Records from a dataset
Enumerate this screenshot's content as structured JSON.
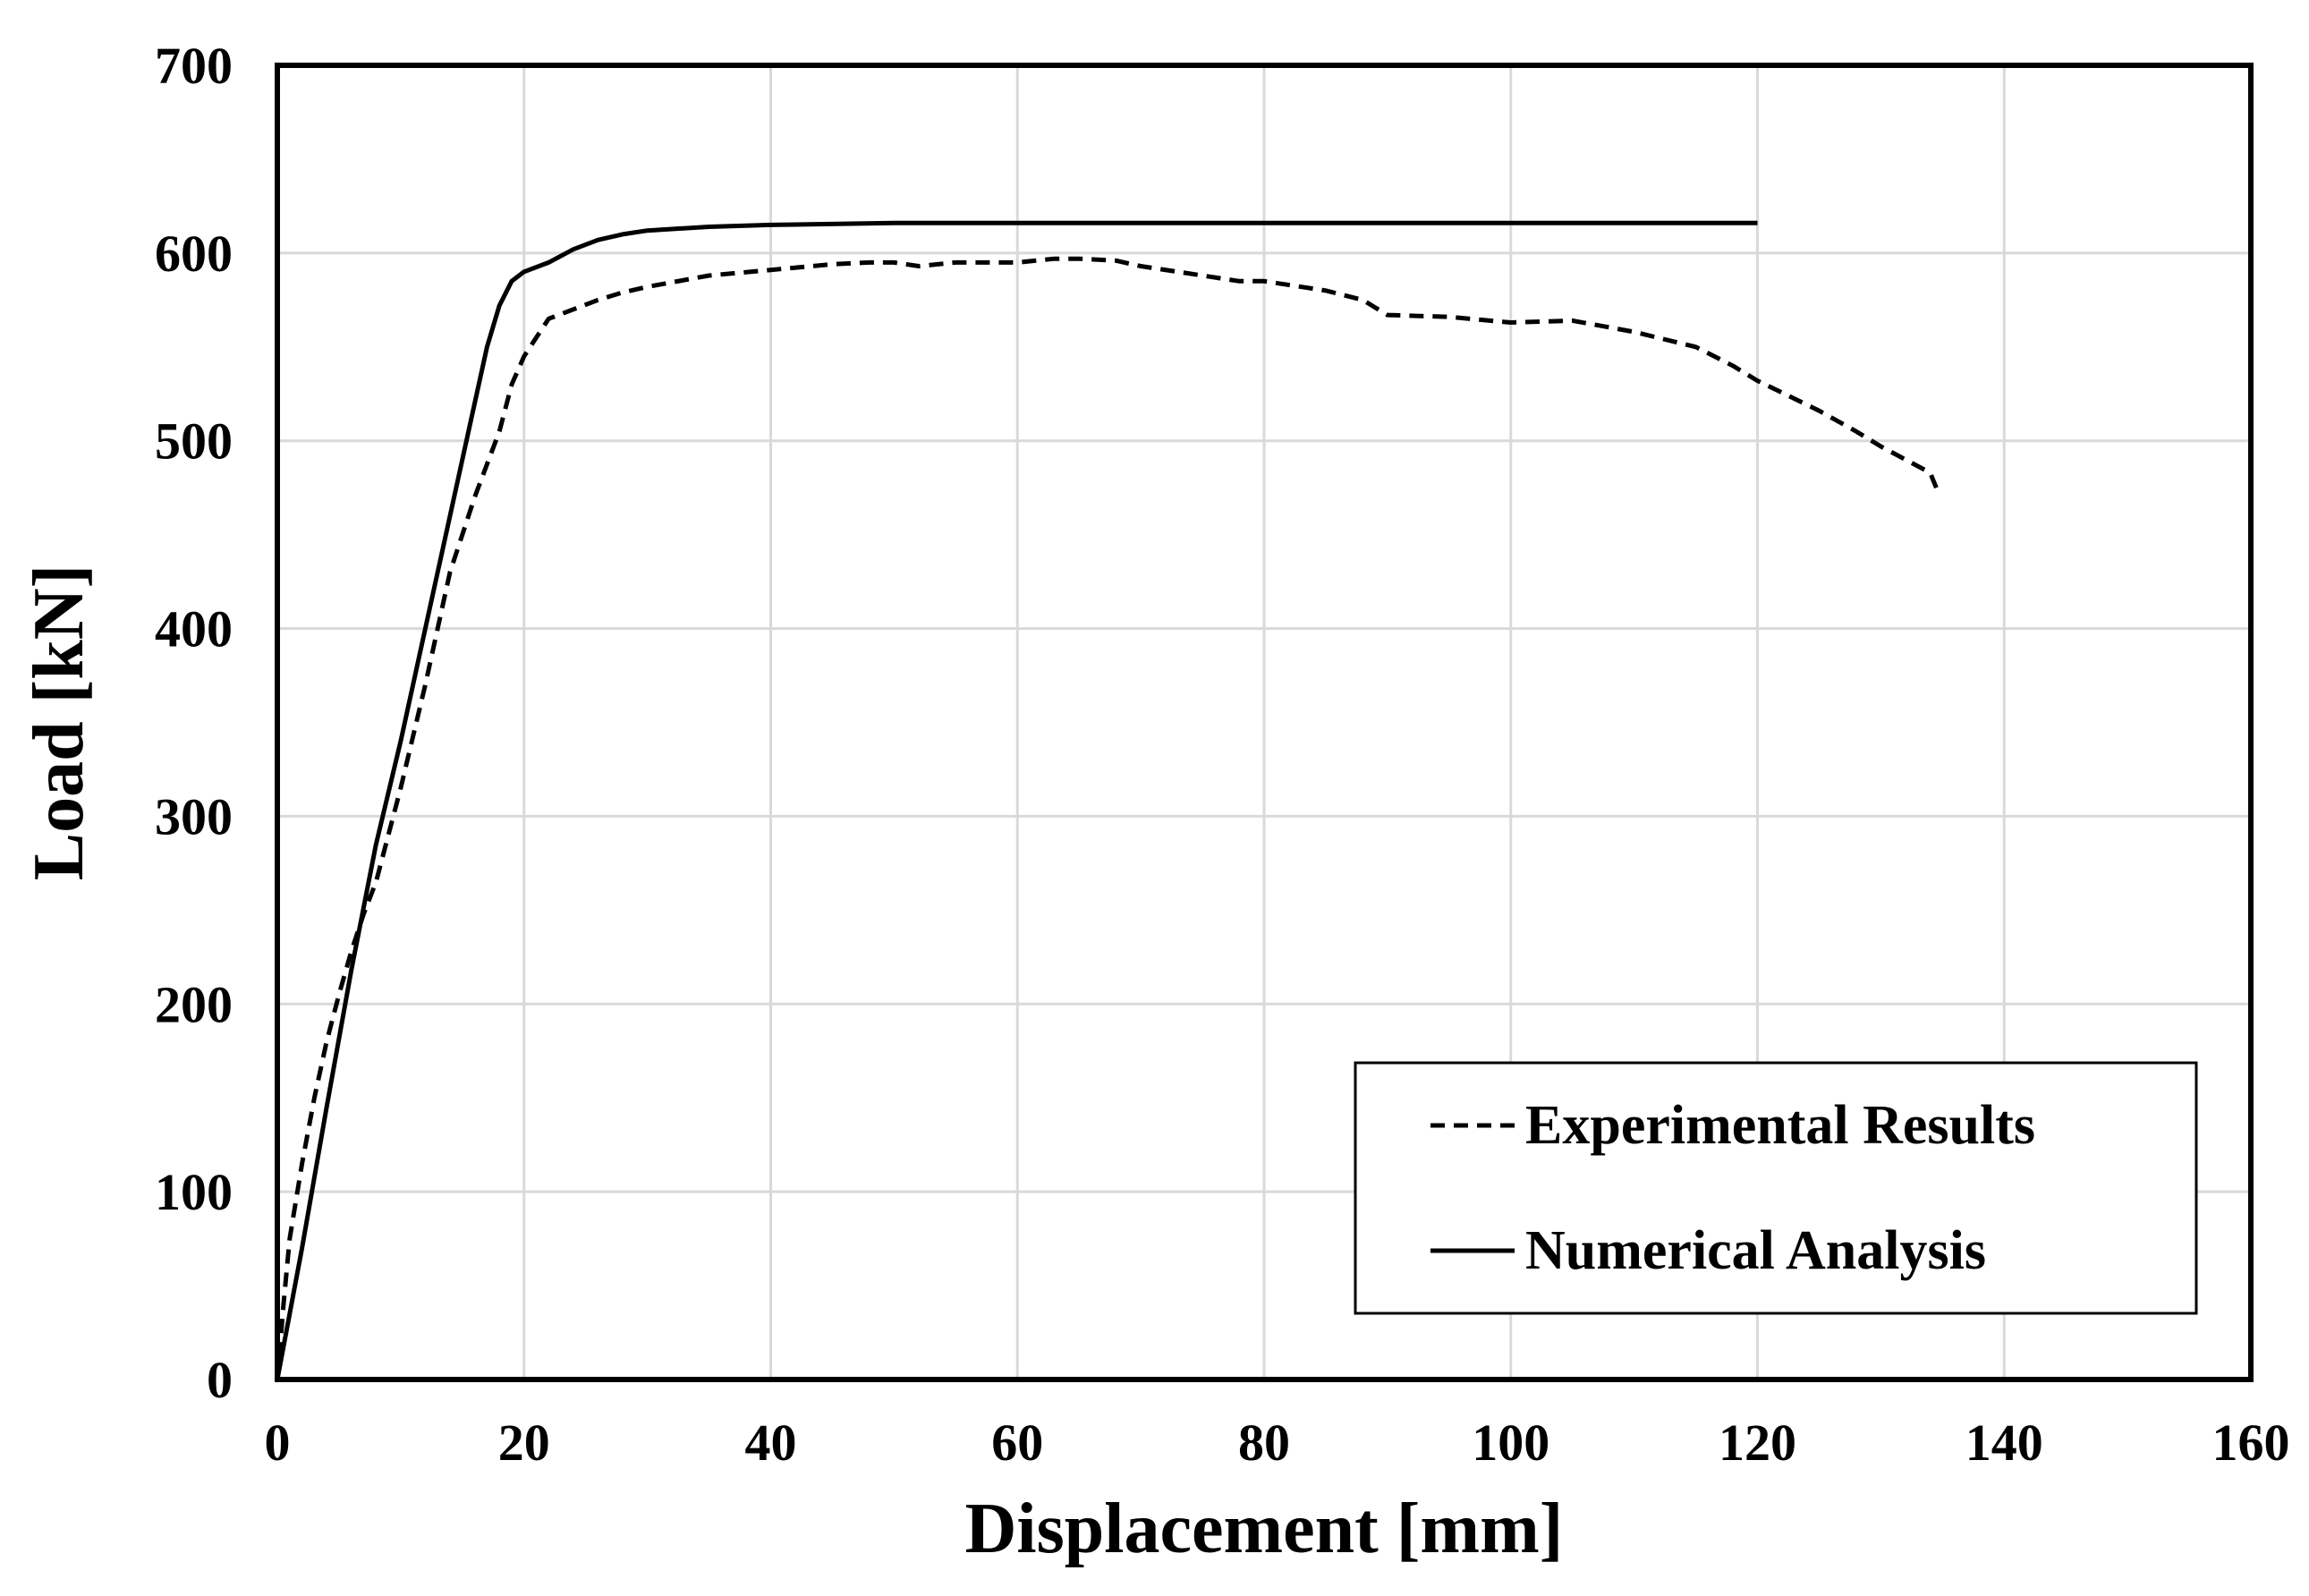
{
  "chart_data": {
    "type": "line",
    "title": "",
    "xlabel": "Displacement [mm]",
    "ylabel": "Load [kN]",
    "xlim": [
      0,
      160
    ],
    "ylim": [
      0,
      700
    ],
    "xticks": [
      0,
      20,
      40,
      60,
      80,
      100,
      120,
      140,
      160
    ],
    "yticks": [
      0,
      100,
      200,
      300,
      400,
      500,
      600,
      700
    ],
    "xtick_labels": [
      "0",
      "20",
      "40",
      "60",
      "80",
      "100",
      "120",
      "140",
      "160"
    ],
    "ytick_labels": [
      "0",
      "100",
      "200",
      "300",
      "400",
      "500",
      "600",
      "700"
    ],
    "grid": true,
    "legend_position": "bottom-right",
    "series": [
      {
        "name": "Experimental Results",
        "style": "dashed",
        "color": "#000000",
        "x": [
          0,
          0.5,
          1,
          2,
          3,
          4,
          5,
          6,
          7,
          8,
          10,
          12,
          14,
          16,
          18,
          19,
          20,
          21,
          22,
          24,
          26,
          28,
          30,
          35,
          40,
          45,
          48,
          50,
          52,
          55,
          60,
          63,
          65,
          68,
          70,
          75,
          78,
          80,
          85,
          88,
          90,
          95,
          100,
          105,
          110,
          115,
          118,
          120,
          125,
          128,
          130,
          132,
          134,
          134.5
        ],
        "y": [
          0,
          40,
          75,
          115,
          150,
          180,
          205,
          228,
          248,
          265,
          315,
          370,
          430,
          470,
          505,
          530,
          545,
          555,
          565,
          570,
          575,
          579,
          582,
          588,
          591,
          594,
          595,
          595,
          593,
          595,
          595,
          597,
          597,
          596,
          593,
          588,
          585,
          585,
          580,
          575,
          567,
          566,
          563,
          564,
          558,
          550,
          540,
          532,
          516,
          505,
          497,
          490,
          483,
          475
        ]
      },
      {
        "name": "Numerical Analysis",
        "style": "solid",
        "color": "#000000",
        "x": [
          0,
          2,
          4,
          6,
          8,
          10,
          12,
          14,
          16,
          17,
          18,
          19,
          20,
          22,
          24,
          26,
          28,
          30,
          35,
          40,
          50,
          60,
          80,
          100,
          120
        ],
        "y": [
          0,
          70,
          145,
          218,
          285,
          340,
          400,
          460,
          520,
          550,
          572,
          585,
          590,
          595,
          602,
          607,
          610,
          612,
          614,
          615,
          616,
          616,
          616,
          616,
          616
        ]
      }
    ]
  }
}
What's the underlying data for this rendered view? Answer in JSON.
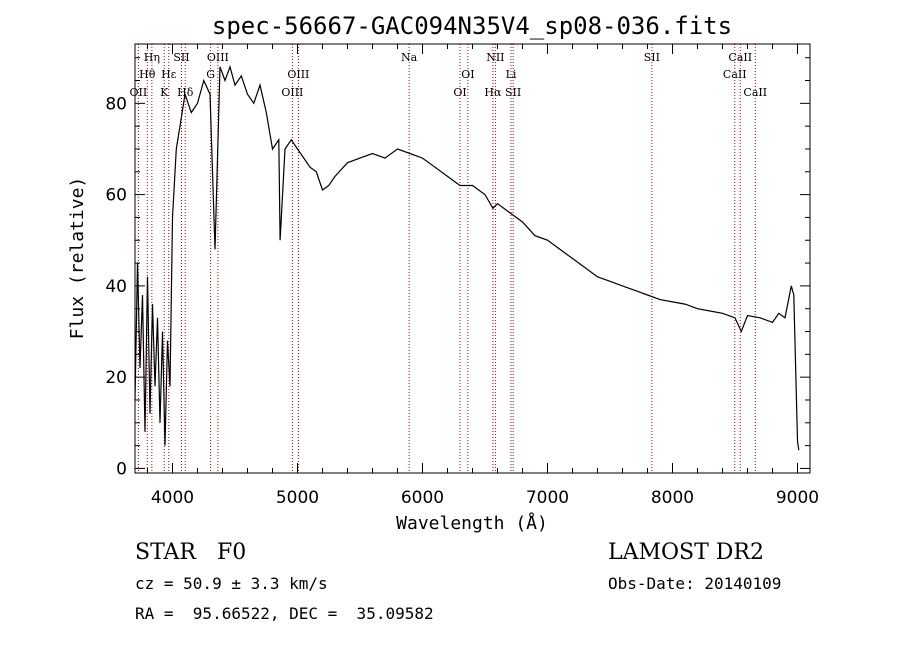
{
  "chart_data": {
    "type": "line",
    "title": "spec-56667-GAC094N35V4_sp08-036.fits",
    "xlabel": "Wavelength (Å)",
    "ylabel": "Flux (relative)",
    "xlim": [
      3700,
      9100
    ],
    "ylim": [
      -1,
      93
    ],
    "xticks": [
      4000,
      5000,
      6000,
      7000,
      8000,
      9000
    ],
    "yticks": [
      0,
      20,
      40,
      60,
      80
    ],
    "series": [
      {
        "x": [
          3700,
          3720,
          3740,
          3760,
          3780,
          3800,
          3820,
          3840,
          3860,
          3880,
          3900,
          3920,
          3940,
          3960,
          3980,
          4000,
          4030,
          4060,
          4100,
          4150,
          4200,
          4250,
          4300,
          4340,
          4380,
          4420,
          4460,
          4500,
          4550,
          4600,
          4650,
          4700,
          4750,
          4800,
          4850,
          4861,
          4900,
          4950,
          5000,
          5050,
          5100,
          5150,
          5200,
          5250,
          5300,
          5400,
          5500,
          5600,
          5700,
          5800,
          5900,
          6000,
          6100,
          6200,
          6300,
          6400,
          6500,
          6563,
          6600,
          6700,
          6800,
          6900,
          7000,
          7100,
          7200,
          7300,
          7400,
          7500,
          7600,
          7700,
          7800,
          7900,
          8000,
          8100,
          8200,
          8300,
          8400,
          8500,
          8550,
          8600,
          8700,
          8800,
          8850,
          8900,
          8950,
          8970,
          9000,
          9010
        ],
        "y": [
          15,
          45,
          22,
          38,
          8,
          42,
          12,
          36,
          18,
          33,
          10,
          30,
          5,
          28,
          18,
          55,
          70,
          75,
          82,
          78,
          80,
          85,
          82,
          48,
          88,
          85,
          88,
          84,
          86,
          82,
          80,
          84,
          78,
          70,
          72,
          50,
          70,
          72,
          70,
          68,
          66,
          65,
          61,
          62,
          64,
          67,
          68,
          69,
          68,
          70,
          69,
          68,
          66,
          64,
          62,
          62,
          60,
          57,
          58,
          56,
          54,
          51,
          50,
          48,
          46,
          44,
          42,
          41,
          40,
          39,
          38,
          37,
          36.5,
          36,
          35,
          34.5,
          34,
          33,
          30,
          33.5,
          33,
          32,
          34,
          33,
          40,
          38,
          6,
          4
        ]
      }
    ],
    "lines": [
      {
        "label": "Hη",
        "x": 3835,
        "row": 0
      },
      {
        "label": "Hθ",
        "x": 3798,
        "row": 1
      },
      {
        "label": "OII",
        "x": 3727,
        "row": 2
      },
      {
        "label": "Hε",
        "x": 3970,
        "row": 1
      },
      {
        "label": "K",
        "x": 3934,
        "row": 2
      },
      {
        "label": "SII",
        "x": 4072,
        "row": 0
      },
      {
        "label": "Hδ",
        "x": 4102,
        "row": 2
      },
      {
        "label": "OIII",
        "x": 4363,
        "row": 0
      },
      {
        "label": "G",
        "x": 4305,
        "row": 1
      },
      {
        "label": "OIII",
        "x": 5007,
        "row": 1
      },
      {
        "label": "OIII",
        "x": 4959,
        "row": 2
      },
      {
        "label": "Na",
        "x": 5893,
        "row": 0
      },
      {
        "label": "OI",
        "x": 6363,
        "row": 1
      },
      {
        "label": "OI",
        "x": 6300,
        "row": 2
      },
      {
        "label": "NII",
        "x": 6583,
        "row": 0
      },
      {
        "label": "Hα",
        "x": 6563,
        "row": 2
      },
      {
        "label": "Li",
        "x": 6708,
        "row": 1
      },
      {
        "label": "SII",
        "x": 6725,
        "row": 2
      },
      {
        "label": "SII",
        "x": 7835,
        "row": 0
      },
      {
        "label": "CaII",
        "x": 8542,
        "row": 0
      },
      {
        "label": "CaII",
        "x": 8498,
        "row": 1
      },
      {
        "label": "CaII",
        "x": 8662,
        "row": 2
      }
    ]
  },
  "info": {
    "object": "STAR   F0",
    "survey": "LAMOST DR2",
    "cz": "cz = 50.9 ± 3.3 km/s",
    "obsdate": "Obs-Date: 20140109",
    "radec": "RA =  95.66522, DEC =  35.09582"
  }
}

→ Your instructions
Your task is to reproduce all of the material exactly. The pictures stay out.

→ Exercise response
Enumerate this screenshot's content as structured JSON.
{
  "chart_data": {
    "type": "line",
    "title": "",
    "xlabel": "Displacement [mm]",
    "ylabel": "Load [kN]",
    "xlim": [
      0,
      160
    ],
    "ylim": [
      0,
      700
    ],
    "xticks": [
      0,
      20,
      40,
      60,
      80,
      100,
      120,
      140,
      160
    ],
    "yticks": [
      0,
      100,
      200,
      300,
      400,
      500,
      600,
      700
    ],
    "xtick_labels": [
      "0",
      "20",
      "40",
      "60",
      "80",
      "100",
      "120",
      "140",
      "160"
    ],
    "ytick_labels": [
      "0",
      "100",
      "200",
      "300",
      "400",
      "500",
      "600",
      "700"
    ],
    "grid": true,
    "legend_position": "bottom-right",
    "series": [
      {
        "name": "Experimental Results",
        "style": "dashed",
        "color": "#000000",
        "x": [
          0,
          0.5,
          1,
          2,
          3,
          4,
          5,
          6,
          7,
          8,
          10,
          12,
          14,
          16,
          18,
          19,
          20,
          21,
          22,
          24,
          26,
          28,
          30,
          35,
          40,
          45,
          48,
          50,
          52,
          55,
          60,
          63,
          65,
          68,
          70,
          75,
          78,
          80,
          85,
          88,
          90,
          95,
          100,
          105,
          110,
          115,
          118,
          120,
          125,
          128,
          130,
          132,
          134,
          134.5
        ],
        "y": [
          0,
          40,
          75,
          115,
          150,
          180,
          205,
          228,
          248,
          265,
          315,
          370,
          430,
          470,
          505,
          530,
          545,
          555,
          565,
          570,
          575,
          579,
          582,
          588,
          591,
          594,
          595,
          595,
          593,
          595,
          595,
          597,
          597,
          596,
          593,
          588,
          585,
          585,
          580,
          575,
          567,
          566,
          563,
          564,
          558,
          550,
          540,
          532,
          516,
          505,
          497,
          490,
          483,
          475
        ]
      },
      {
        "name": "Numerical Analysis",
        "style": "solid",
        "color": "#000000",
        "x": [
          0,
          2,
          4,
          6,
          8,
          10,
          12,
          14,
          16,
          17,
          18,
          19,
          20,
          22,
          24,
          26,
          28,
          30,
          35,
          40,
          50,
          60,
          80,
          100,
          120
        ],
        "y": [
          0,
          70,
          145,
          218,
          285,
          340,
          400,
          460,
          520,
          550,
          572,
          585,
          590,
          595,
          602,
          607,
          610,
          612,
          614,
          615,
          616,
          616,
          616,
          616,
          616
        ]
      }
    ]
  }
}
What's the underlying data for this rendered view? Answer in JSON.
{
  "chart_data": {
    "type": "line",
    "title": "spec-56667-GAC094N35V4_sp08-036.fits",
    "xlabel": "Wavelength (Å)",
    "ylabel": "Flux (relative)",
    "xlim": [
      3700,
      9100
    ],
    "ylim": [
      -1,
      93
    ],
    "xticks": [
      4000,
      5000,
      6000,
      7000,
      8000,
      9000
    ],
    "yticks": [
      0,
      20,
      40,
      60,
      80
    ],
    "series": [
      {
        "x": [
          3700,
          3720,
          3740,
          3760,
          3780,
          3800,
          3820,
          3840,
          3860,
          3880,
          3900,
          3920,
          3940,
          3960,
          3980,
          4000,
          4030,
          4060,
          4100,
          4150,
          4200,
          4250,
          4300,
          4340,
          4380,
          4420,
          4460,
          4500,
          4550,
          4600,
          4650,
          4700,
          4750,
          4800,
          4850,
          4861,
          4900,
          4950,
          5000,
          5050,
          5100,
          5150,
          5200,
          5250,
          5300,
          5400,
          5500,
          5600,
          5700,
          5800,
          5900,
          6000,
          6100,
          6200,
          6300,
          6400,
          6500,
          6563,
          6600,
          6700,
          6800,
          6900,
          7000,
          7100,
          7200,
          7300,
          7400,
          7500,
          7600,
          7700,
          7800,
          7900,
          8000,
          8100,
          8200,
          8300,
          8400,
          8500,
          8550,
          8600,
          8700,
          8800,
          8850,
          8900,
          8950,
          8970,
          9000,
          9010
        ],
        "y": [
          15,
          45,
          22,
          38,
          8,
          42,
          12,
          36,
          18,
          33,
          10,
          30,
          5,
          28,
          18,
          55,
          70,
          75,
          82,
          78,
          80,
          85,
          82,
          48,
          88,
          85,
          88,
          84,
          86,
          82,
          80,
          84,
          78,
          70,
          72,
          50,
          70,
          72,
          70,
          68,
          66,
          65,
          61,
          62,
          64,
          67,
          68,
          69,
          68,
          70,
          69,
          68,
          66,
          64,
          62,
          62,
          60,
          57,
          58,
          56,
          54,
          51,
          50,
          48,
          46,
          44,
          42,
          41,
          40,
          39,
          38,
          37,
          36.5,
          36,
          35,
          34.5,
          34,
          33,
          30,
          33.5,
          33,
          32,
          34,
          33,
          40,
          38,
          6,
          4
        ]
      }
    ],
    "lines": [
      {
        "label": "Hη",
        "x": 3835,
        "row": 0
      },
      {
        "label": "Hθ",
        "x": 3798,
        "row": 1
      },
      {
        "label": "OII",
        "x": 3727,
        "row": 2
      },
      {
        "label": "Hε",
        "x": 3970,
        "row": 1
      },
      {
        "label": "K",
        "x": 3934,
        "row": 2
      },
      {
        "label": "SII",
        "x": 4072,
        "row": 0
      },
      {
        "label": "Hδ",
        "x": 4102,
        "row": 2
      },
      {
        "label": "OIII",
        "x": 4363,
        "row": 0
      },
      {
        "label": "G",
        "x": 4305,
        "row": 1
      },
      {
        "label": "OIII",
        "x": 5007,
        "row": 1
      },
      {
        "label": "OIII",
        "x": 4959,
        "row": 2
      },
      {
        "label": "Na",
        "x": 5893,
        "row": 0
      },
      {
        "label": "OI",
        "x": 6363,
        "row": 1
      },
      {
        "label": "OI",
        "x": 6300,
        "row": 2
      },
      {
        "label": "NII",
        "x": 6583,
        "row": 0
      },
      {
        "label": "Hα",
        "x": 6563,
        "row": 2
      },
      {
        "label": "Li",
        "x": 6708,
        "row": 1
      },
      {
        "label": "SII",
        "x": 6725,
        "row": 2
      },
      {
        "label": "SII",
        "x": 7835,
        "row": 0
      },
      {
        "label": "CaII",
        "x": 8542,
        "row": 0
      },
      {
        "label": "CaII",
        "x": 8498,
        "row": 1
      },
      {
        "label": "CaII",
        "x": 8662,
        "row": 2
      }
    ]
  },
  "info": {
    "object": "STAR   F0",
    "survey": "LAMOST DR2",
    "cz": "cz = 50.9 ± 3.3 km/s",
    "obsdate": "Obs-Date: 20140109",
    "radec": "RA =  95.66522, DEC =  35.09582"
  }
}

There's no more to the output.